TASK DETAILS: Return every record exactly as written.

MATERIAL TO PROCESS:
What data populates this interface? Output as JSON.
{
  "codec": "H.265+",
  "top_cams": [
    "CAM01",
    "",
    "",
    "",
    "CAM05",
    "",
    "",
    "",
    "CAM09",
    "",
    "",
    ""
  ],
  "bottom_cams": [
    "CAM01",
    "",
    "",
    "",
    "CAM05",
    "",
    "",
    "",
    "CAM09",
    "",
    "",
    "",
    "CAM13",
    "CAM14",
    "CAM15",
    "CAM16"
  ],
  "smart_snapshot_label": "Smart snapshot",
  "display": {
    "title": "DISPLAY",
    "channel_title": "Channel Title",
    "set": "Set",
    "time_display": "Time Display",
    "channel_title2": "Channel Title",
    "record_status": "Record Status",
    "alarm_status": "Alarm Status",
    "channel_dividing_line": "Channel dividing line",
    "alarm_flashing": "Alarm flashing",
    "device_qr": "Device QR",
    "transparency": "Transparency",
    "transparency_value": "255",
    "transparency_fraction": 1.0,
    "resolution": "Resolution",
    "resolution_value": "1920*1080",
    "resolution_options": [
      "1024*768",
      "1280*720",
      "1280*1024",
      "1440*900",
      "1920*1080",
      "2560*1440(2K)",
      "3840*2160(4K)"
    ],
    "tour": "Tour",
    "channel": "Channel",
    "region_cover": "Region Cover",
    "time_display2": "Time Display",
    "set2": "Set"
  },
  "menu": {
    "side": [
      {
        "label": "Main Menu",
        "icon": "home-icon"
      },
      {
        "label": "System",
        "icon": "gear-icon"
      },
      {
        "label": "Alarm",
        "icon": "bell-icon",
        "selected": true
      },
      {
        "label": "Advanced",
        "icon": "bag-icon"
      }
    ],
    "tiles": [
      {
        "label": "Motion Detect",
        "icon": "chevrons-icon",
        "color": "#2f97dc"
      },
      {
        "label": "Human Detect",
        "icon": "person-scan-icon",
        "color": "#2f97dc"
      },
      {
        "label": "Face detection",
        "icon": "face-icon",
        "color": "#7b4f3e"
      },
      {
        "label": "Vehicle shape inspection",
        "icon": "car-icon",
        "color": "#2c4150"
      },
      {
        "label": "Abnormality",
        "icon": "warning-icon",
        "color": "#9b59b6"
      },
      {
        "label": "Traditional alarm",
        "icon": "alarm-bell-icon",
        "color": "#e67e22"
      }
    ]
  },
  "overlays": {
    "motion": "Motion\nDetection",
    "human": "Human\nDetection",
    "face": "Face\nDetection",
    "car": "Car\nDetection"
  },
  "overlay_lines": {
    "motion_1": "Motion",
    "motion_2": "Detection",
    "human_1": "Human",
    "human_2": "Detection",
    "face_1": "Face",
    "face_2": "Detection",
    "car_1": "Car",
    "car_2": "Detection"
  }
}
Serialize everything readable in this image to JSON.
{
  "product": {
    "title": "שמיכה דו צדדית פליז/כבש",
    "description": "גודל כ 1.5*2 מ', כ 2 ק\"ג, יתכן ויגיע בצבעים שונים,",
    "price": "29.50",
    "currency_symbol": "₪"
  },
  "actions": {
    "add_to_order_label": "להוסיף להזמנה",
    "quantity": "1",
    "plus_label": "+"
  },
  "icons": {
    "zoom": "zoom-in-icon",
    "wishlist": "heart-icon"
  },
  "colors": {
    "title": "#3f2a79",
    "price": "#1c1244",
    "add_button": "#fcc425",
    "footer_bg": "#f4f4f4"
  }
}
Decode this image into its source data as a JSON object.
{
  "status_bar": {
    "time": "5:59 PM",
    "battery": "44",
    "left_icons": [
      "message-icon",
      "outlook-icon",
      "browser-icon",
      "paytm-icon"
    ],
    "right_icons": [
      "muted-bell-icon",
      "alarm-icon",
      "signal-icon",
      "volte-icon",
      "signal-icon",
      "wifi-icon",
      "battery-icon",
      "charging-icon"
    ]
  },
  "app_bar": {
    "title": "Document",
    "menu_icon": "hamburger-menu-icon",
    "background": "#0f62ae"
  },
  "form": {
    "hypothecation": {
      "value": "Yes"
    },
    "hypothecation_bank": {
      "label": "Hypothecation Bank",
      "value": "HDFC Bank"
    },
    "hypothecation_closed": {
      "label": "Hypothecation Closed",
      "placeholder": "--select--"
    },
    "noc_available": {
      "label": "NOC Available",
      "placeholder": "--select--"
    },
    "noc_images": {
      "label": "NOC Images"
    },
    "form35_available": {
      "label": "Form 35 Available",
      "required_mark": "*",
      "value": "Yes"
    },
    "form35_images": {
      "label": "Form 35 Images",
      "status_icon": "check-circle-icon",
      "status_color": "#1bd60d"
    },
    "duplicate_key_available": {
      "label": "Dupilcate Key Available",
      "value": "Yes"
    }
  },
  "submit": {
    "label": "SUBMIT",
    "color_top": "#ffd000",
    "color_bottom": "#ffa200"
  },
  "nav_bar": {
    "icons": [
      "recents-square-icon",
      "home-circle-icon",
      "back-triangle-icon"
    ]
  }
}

WORKED SOLUTION:
What data populates this interface? Output as JSON.
{
  "codec": "H.265+",
  "top_cams": [
    "CAM01",
    "",
    "",
    "",
    "CAM05",
    "",
    "",
    "",
    "CAM09",
    "",
    "",
    ""
  ],
  "bottom_cams": [
    "CAM01",
    "",
    "",
    "",
    "CAM05",
    "",
    "",
    "",
    "CAM09",
    "",
    "",
    "",
    "CAM13",
    "CAM14",
    "CAM15",
    "CAM16"
  ],
  "smart_snapshot_label": "Smart snapshot",
  "display": {
    "title": "DISPLAY",
    "channel_title": "Channel Title",
    "set": "Set",
    "time_display": "Time Display",
    "channel_title2": "Channel Title",
    "record_status": "Record Status",
    "alarm_status": "Alarm Status",
    "channel_dividing_line": "Channel dividing line",
    "alarm_flashing": "Alarm flashing",
    "device_qr": "Device QR",
    "transparency": "Transparency",
    "transparency_value": "255",
    "transparency_fraction": 1.0,
    "resolution": "Resolution",
    "resolution_value": "1920*1080",
    "resolution_options": [
      "1024*768",
      "1280*720",
      "1280*1024",
      "1440*900",
      "1920*1080",
      "2560*1440(2K)",
      "3840*2160(4K)"
    ],
    "tour": "Tour",
    "channel": "Channel",
    "region_cover": "Region Cover",
    "time_display2": "Time Display",
    "set2": "Set"
  },
  "menu": {
    "side": [
      {
        "label": "Main Menu",
        "icon": "home-icon"
      },
      {
        "label": "System",
        "icon": "gear-icon"
      },
      {
        "label": "Alarm",
        "icon": "bell-icon",
        "selected": true
      },
      {
        "label": "Advanced",
        "icon": "bag-icon"
      }
    ],
    "tiles": [
      {
        "label": "Motion Detect",
        "icon": "chevrons-icon",
        "color": "#2f97dc"
      },
      {
        "label": "Human Detect",
        "icon": "person-scan-icon",
        "color": "#2f97dc"
      },
      {
        "label": "Face detection",
        "icon": "face-icon",
        "color": "#7b4f3e"
      },
      {
        "label": "Vehicle shape inspection",
        "icon": "car-icon",
        "color": "#2c4150"
      },
      {
        "label": "Abnormality",
        "icon": "warning-icon",
        "color": "#9b59b6"
      },
      {
        "label": "Traditional alarm",
        "icon": "alarm-bell-icon",
        "color": "#e67e22"
      }
    ]
  },
  "overlays": {
    "motion": "Motion\nDetection",
    "human": "Human\nDetection",
    "face": "Face\nDetection",
    "car": "Car\nDetection"
  },
  "overlay_lines": {
    "motion_1": "Motion",
    "motion_2": "Detection",
    "human_1": "Human",
    "human_2": "Detection",
    "face_1": "Face",
    "face_2": "Detection",
    "car_1": "Car",
    "car_2": "Detection"
  }
}
Serialize everything readable in this image to JSON.
{
  "product": {
    "title": "שמיכה דו צדדית פליז/כבש",
    "description": "גודל כ 1.5*2 מ', כ 2 ק\"ג, יתכן ויגיע בצבעים שונים,",
    "price": "29.50",
    "currency_symbol": "₪"
  },
  "actions": {
    "add_to_order_label": "להוסיף להזמנה",
    "quantity": "1",
    "plus_label": "+"
  },
  "icons": {
    "zoom": "zoom-in-icon",
    "wishlist": "heart-icon"
  },
  "colors": {
    "title": "#3f2a79",
    "price": "#1c1244",
    "add_button": "#fcc425",
    "footer_bg": "#f4f4f4"
  }
}
Decode this image into its source data as a JSON object.
{
  "status_bar": {
    "time": "5:59 PM",
    "battery": "44",
    "left_icons": [
      "message-icon",
      "outlook-icon",
      "browser-icon",
      "paytm-icon"
    ],
    "right_icons": [
      "muted-bell-icon",
      "alarm-icon",
      "signal-icon",
      "volte-icon",
      "signal-icon",
      "wifi-icon",
      "battery-icon",
      "charging-icon"
    ]
  },
  "app_bar": {
    "title": "Document",
    "menu_icon": "hamburger-menu-icon",
    "background": "#0f62ae"
  },
  "form": {
    "hypothecation": {
      "value": "Yes"
    },
    "hypothecation_bank": {
      "label": "Hypothecation Bank",
      "value": "HDFC Bank"
    },
    "hypothecation_closed": {
      "label": "Hypothecation Closed",
      "placeholder": "--select--"
    },
    "noc_available": {
      "label": "NOC Available",
      "placeholder": "--select--"
    },
    "noc_images": {
      "label": "NOC Images"
    },
    "form35_available": {
      "label": "Form 35 Available",
      "required_mark": "*",
      "value": "Yes"
    },
    "form35_images": {
      "label": "Form 35 Images",
      "status_icon": "check-circle-icon",
      "status_color": "#1bd60d"
    },
    "duplicate_key_available": {
      "label": "Dupilcate Key Available",
      "value": "Yes"
    }
  },
  "submit": {
    "label": "SUBMIT",
    "color_top": "#ffd000",
    "color_bottom": "#ffa200"
  },
  "nav_bar": {
    "icons": [
      "recents-square-icon",
      "home-circle-icon",
      "back-triangle-icon"
    ]
  }
}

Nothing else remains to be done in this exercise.